◆ **Records from a dataset**:
☆ ☆ ☆ ☆ ☆ ☆ ☆
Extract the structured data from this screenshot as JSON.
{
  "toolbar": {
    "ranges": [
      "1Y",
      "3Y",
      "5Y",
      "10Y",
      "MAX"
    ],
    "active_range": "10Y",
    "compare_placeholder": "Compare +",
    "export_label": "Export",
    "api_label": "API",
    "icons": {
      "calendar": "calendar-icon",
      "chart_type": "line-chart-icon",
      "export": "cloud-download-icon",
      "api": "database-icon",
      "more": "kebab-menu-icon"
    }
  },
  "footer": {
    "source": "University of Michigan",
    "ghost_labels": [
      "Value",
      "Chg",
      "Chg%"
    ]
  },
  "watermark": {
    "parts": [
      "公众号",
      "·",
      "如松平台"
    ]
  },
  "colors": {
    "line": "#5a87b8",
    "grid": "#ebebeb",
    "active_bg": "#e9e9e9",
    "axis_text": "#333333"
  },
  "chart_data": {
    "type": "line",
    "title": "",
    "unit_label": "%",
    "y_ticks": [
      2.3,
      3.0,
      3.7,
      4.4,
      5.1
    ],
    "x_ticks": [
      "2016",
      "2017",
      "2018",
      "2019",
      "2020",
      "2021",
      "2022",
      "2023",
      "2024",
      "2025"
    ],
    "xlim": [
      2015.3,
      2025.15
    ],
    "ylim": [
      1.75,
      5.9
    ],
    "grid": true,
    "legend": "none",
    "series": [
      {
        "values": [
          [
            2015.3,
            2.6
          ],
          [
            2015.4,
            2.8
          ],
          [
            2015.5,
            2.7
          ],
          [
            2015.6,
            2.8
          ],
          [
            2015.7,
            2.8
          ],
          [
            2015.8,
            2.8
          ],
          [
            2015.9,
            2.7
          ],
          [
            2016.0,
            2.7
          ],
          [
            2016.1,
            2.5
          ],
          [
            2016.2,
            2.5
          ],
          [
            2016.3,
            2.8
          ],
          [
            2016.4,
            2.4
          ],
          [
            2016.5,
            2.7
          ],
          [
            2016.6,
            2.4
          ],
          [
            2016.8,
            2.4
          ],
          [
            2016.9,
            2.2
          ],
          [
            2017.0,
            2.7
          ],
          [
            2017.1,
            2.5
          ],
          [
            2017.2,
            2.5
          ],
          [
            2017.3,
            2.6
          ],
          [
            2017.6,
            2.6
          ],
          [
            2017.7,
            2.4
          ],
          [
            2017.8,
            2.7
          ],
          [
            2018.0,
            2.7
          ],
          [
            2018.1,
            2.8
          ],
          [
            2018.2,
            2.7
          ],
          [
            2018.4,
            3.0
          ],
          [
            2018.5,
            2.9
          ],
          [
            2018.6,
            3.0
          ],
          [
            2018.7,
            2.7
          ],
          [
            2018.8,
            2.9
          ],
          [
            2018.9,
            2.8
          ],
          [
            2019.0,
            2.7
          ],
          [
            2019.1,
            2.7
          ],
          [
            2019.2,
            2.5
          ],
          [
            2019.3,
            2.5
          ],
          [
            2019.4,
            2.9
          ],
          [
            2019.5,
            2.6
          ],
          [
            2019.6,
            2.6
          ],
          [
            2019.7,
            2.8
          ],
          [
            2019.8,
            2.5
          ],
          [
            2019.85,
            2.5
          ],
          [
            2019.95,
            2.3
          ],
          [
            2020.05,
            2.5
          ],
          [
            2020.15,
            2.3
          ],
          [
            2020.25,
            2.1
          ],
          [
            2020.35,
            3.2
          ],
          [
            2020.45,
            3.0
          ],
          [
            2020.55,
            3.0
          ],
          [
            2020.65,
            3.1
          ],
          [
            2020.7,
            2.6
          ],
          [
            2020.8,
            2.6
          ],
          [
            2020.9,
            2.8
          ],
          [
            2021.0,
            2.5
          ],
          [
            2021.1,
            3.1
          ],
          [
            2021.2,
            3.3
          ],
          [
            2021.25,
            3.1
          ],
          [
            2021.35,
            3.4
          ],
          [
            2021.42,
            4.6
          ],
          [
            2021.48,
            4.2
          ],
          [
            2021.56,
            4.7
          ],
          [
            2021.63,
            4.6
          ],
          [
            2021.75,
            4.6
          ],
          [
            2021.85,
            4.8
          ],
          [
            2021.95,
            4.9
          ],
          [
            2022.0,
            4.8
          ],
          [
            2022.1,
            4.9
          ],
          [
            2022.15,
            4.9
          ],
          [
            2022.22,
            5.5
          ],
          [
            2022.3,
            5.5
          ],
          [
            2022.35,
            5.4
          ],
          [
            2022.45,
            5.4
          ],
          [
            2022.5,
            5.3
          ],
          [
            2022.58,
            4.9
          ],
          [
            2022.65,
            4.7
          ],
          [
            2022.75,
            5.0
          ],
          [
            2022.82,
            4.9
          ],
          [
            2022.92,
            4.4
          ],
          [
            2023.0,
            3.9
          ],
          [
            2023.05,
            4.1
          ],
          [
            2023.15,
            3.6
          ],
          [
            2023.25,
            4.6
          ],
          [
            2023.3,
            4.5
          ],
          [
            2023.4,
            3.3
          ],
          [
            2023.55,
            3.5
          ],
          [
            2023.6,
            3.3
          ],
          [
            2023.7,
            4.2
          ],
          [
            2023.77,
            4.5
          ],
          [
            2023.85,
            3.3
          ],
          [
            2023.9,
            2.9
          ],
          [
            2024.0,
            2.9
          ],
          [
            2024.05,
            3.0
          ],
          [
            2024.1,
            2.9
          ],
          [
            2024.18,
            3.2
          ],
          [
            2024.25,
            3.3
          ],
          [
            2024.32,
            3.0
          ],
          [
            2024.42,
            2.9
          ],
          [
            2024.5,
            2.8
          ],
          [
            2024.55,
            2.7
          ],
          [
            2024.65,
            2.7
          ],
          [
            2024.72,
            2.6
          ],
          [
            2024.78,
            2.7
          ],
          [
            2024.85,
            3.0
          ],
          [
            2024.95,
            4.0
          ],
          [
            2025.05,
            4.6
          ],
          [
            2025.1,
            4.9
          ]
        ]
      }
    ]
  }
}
☆ ☆ ☆ ☆ ☆ ☆ ☆
◆ **What needs to be done**:
Recopy the entries above in their entirety, exactly.

◆ **Task answer**:
Extract the structured data from this screenshot as JSON.
{
  "toolbar": {
    "ranges": [
      "1Y",
      "3Y",
      "5Y",
      "10Y",
      "MAX"
    ],
    "active_range": "10Y",
    "compare_placeholder": "Compare +",
    "export_label": "Export",
    "api_label": "API",
    "icons": {
      "calendar": "calendar-icon",
      "chart_type": "line-chart-icon",
      "export": "cloud-download-icon",
      "api": "database-icon",
      "more": "kebab-menu-icon"
    }
  },
  "footer": {
    "source": "University of Michigan",
    "ghost_labels": [
      "Value",
      "Chg",
      "Chg%"
    ]
  },
  "watermark": {
    "parts": [
      "公众号",
      "·",
      "如松平台"
    ]
  },
  "colors": {
    "line": "#5a87b8",
    "grid": "#ebebeb",
    "active_bg": "#e9e9e9",
    "axis_text": "#333333"
  },
  "chart_data": {
    "type": "line",
    "title": "",
    "unit_label": "%",
    "y_ticks": [
      2.3,
      3.0,
      3.7,
      4.4,
      5.1
    ],
    "x_ticks": [
      "2016",
      "2017",
      "2018",
      "2019",
      "2020",
      "2021",
      "2022",
      "2023",
      "2024",
      "2025"
    ],
    "xlim": [
      2015.3,
      2025.15
    ],
    "ylim": [
      1.75,
      5.9
    ],
    "grid": true,
    "legend": "none",
    "series": [
      {
        "values": [
          [
            2015.3,
            2.6
          ],
          [
            2015.4,
            2.8
          ],
          [
            2015.5,
            2.7
          ],
          [
            2015.6,
            2.8
          ],
          [
            2015.7,
            2.8
          ],
          [
            2015.8,
            2.8
          ],
          [
            2015.9,
            2.7
          ],
          [
            2016.0,
            2.7
          ],
          [
            2016.1,
            2.5
          ],
          [
            2016.2,
            2.5
          ],
          [
            2016.3,
            2.8
          ],
          [
            2016.4,
            2.4
          ],
          [
            2016.5,
            2.7
          ],
          [
            2016.6,
            2.4
          ],
          [
            2016.8,
            2.4
          ],
          [
            2016.9,
            2.2
          ],
          [
            2017.0,
            2.7
          ],
          [
            2017.1,
            2.5
          ],
          [
            2017.2,
            2.5
          ],
          [
            2017.3,
            2.6
          ],
          [
            2017.6,
            2.6
          ],
          [
            2017.7,
            2.4
          ],
          [
            2017.8,
            2.7
          ],
          [
            2018.0,
            2.7
          ],
          [
            2018.1,
            2.8
          ],
          [
            2018.2,
            2.7
          ],
          [
            2018.4,
            3.0
          ],
          [
            2018.5,
            2.9
          ],
          [
            2018.6,
            3.0
          ],
          [
            2018.7,
            2.7
          ],
          [
            2018.8,
            2.9
          ],
          [
            2018.9,
            2.8
          ],
          [
            2019.0,
            2.7
          ],
          [
            2019.1,
            2.7
          ],
          [
            2019.2,
            2.5
          ],
          [
            2019.3,
            2.5
          ],
          [
            2019.4,
            2.9
          ],
          [
            2019.5,
            2.6
          ],
          [
            2019.6,
            2.6
          ],
          [
            2019.7,
            2.8
          ],
          [
            2019.8,
            2.5
          ],
          [
            2019.85,
            2.5
          ],
          [
            2019.95,
            2.3
          ],
          [
            2020.05,
            2.5
          ],
          [
            2020.15,
            2.3
          ],
          [
            2020.25,
            2.1
          ],
          [
            2020.35,
            3.2
          ],
          [
            2020.45,
            3.0
          ],
          [
            2020.55,
            3.0
          ],
          [
            2020.65,
            3.1
          ],
          [
            2020.7,
            2.6
          ],
          [
            2020.8,
            2.6
          ],
          [
            2020.9,
            2.8
          ],
          [
            2021.0,
            2.5
          ],
          [
            2021.1,
            3.1
          ],
          [
            2021.2,
            3.3
          ],
          [
            2021.25,
            3.1
          ],
          [
            2021.35,
            3.4
          ],
          [
            2021.42,
            4.6
          ],
          [
            2021.48,
            4.2
          ],
          [
            2021.56,
            4.7
          ],
          [
            2021.63,
            4.6
          ],
          [
            2021.75,
            4.6
          ],
          [
            2021.85,
            4.8
          ],
          [
            2021.95,
            4.9
          ],
          [
            2022.0,
            4.8
          ],
          [
            2022.1,
            4.9
          ],
          [
            2022.15,
            4.9
          ],
          [
            2022.22,
            5.5
          ],
          [
            2022.3,
            5.5
          ],
          [
            2022.35,
            5.4
          ],
          [
            2022.45,
            5.4
          ],
          [
            2022.5,
            5.3
          ],
          [
            2022.58,
            4.9
          ],
          [
            2022.65,
            4.7
          ],
          [
            2022.75,
            5.0
          ],
          [
            2022.82,
            4.9
          ],
          [
            2022.92,
            4.4
          ],
          [
            2023.0,
            3.9
          ],
          [
            2023.05,
            4.1
          ],
          [
            2023.15,
            3.6
          ],
          [
            2023.25,
            4.6
          ],
          [
            2023.3,
            4.5
          ],
          [
            2023.4,
            3.3
          ],
          [
            2023.55,
            3.5
          ],
          [
            2023.6,
            3.3
          ],
          [
            2023.7,
            4.2
          ],
          [
            2023.77,
            4.5
          ],
          [
            2023.85,
            3.3
          ],
          [
            2023.9,
            2.9
          ],
          [
            2024.0,
            2.9
          ],
          [
            2024.05,
            3.0
          ],
          [
            2024.1,
            2.9
          ],
          [
            2024.18,
            3.2
          ],
          [
            2024.25,
            3.3
          ],
          [
            2024.32,
            3.0
          ],
          [
            2024.42,
            2.9
          ],
          [
            2024.5,
            2.8
          ],
          [
            2024.55,
            2.7
          ],
          [
            2024.65,
            2.7
          ],
          [
            2024.72,
            2.6
          ],
          [
            2024.78,
            2.7
          ],
          [
            2024.85,
            3.0
          ],
          [
            2024.95,
            4.0
          ],
          [
            2025.05,
            4.6
          ],
          [
            2025.1,
            4.9
          ]
        ]
      }
    ]
  }
}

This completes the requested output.